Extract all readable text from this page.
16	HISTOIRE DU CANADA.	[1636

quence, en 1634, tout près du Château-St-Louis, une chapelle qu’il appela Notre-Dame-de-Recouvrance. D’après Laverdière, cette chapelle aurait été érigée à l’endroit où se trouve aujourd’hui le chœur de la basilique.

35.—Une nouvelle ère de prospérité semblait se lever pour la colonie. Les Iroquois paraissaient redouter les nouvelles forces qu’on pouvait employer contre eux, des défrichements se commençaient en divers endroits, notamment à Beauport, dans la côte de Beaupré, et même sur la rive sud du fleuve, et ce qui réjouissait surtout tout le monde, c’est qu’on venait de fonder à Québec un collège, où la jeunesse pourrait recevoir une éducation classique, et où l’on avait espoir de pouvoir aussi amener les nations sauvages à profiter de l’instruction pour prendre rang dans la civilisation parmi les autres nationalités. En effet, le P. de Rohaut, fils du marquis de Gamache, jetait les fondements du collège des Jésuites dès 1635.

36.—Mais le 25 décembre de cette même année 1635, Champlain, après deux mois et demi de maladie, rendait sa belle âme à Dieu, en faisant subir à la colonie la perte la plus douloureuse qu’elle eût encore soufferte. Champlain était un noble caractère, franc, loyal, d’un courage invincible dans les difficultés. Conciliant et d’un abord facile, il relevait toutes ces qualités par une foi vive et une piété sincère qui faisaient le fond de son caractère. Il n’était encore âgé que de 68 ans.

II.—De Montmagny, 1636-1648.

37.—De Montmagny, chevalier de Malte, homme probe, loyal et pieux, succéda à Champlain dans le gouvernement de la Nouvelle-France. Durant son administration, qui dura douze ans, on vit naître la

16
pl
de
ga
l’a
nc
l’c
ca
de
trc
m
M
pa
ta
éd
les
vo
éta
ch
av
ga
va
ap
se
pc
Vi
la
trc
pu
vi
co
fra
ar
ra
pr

■ **GIVEN PROBLEM**: From the records above, extract every entry verbatim.

■ **ANSWER TO THE PROBLEM**:
Extract all readable text from this page.
16	HISTOIRE DU CANADA.	[1636

quence, en 1634, tout près du Château-St-Louis, une chapelle qu’il appela Notre-Dame-de-Recouvrance. D’après Laverdière, cette chapelle aurait été érigée à l’endroit où se trouve aujourd’hui le chœur de la basilique.

35.—Une nouvelle ère de prospérité semblait se lever pour la colonie. Les Iroquois paraissaient redouter les nouvelles forces qu’on pouvait employer contre eux, des défrichements se commençaient en divers endroits, notamment à Beauport, dans la côte de Beaupré, et même sur la rive sud du fleuve, et ce qui réjouissait surtout tout le monde, c’est qu’on venait de fonder à Québec un collège, où la jeunesse pourrait recevoir une éducation classique, et où l’on avait espoir de pouvoir aussi amener les nations sauvages à profiter de l’instruction pour prendre rang dans la civilisation parmi les autres nationalités. En effet, le P. de Rohaut, fils du marquis de Gamache, jetait les fondements du collège des Jésuites dès 1635.

36.—Mais le 25 décembre de cette même année 1635, Champlain, après deux mois et demi de maladie, rendait sa belle âme à Dieu, en faisant subir à la colonie la perte la plus douloureuse qu’elle eût encore soufferte. Champlain était un noble caractère, franc, loyal, d’un courage invincible dans les difficultés. Conciliant et d’un abord facile, il relevait toutes ces qualités par une foi vive et une piété sincère qui faisaient le fond de son caractère. Il n’était encore âgé que de 68 ans.

II.—De Montmagny, 1636-1648.

37.—De Montmagny, chevalier de Malte, homme probe, loyal et pieux, succéda à Champlain dans le gouvernement de la Nouvelle-France. Durant son administration, qui dura douze ans, on vit naître la

16
pl
de
ga
l’a
nc
l’c
ca
de
trc
m
M
pa
ta
éd
les
vo
éta
ch
av
ga
va
ap
se
pc
Vi
la
trc
pu
vi
co
fra
ar
ra
pr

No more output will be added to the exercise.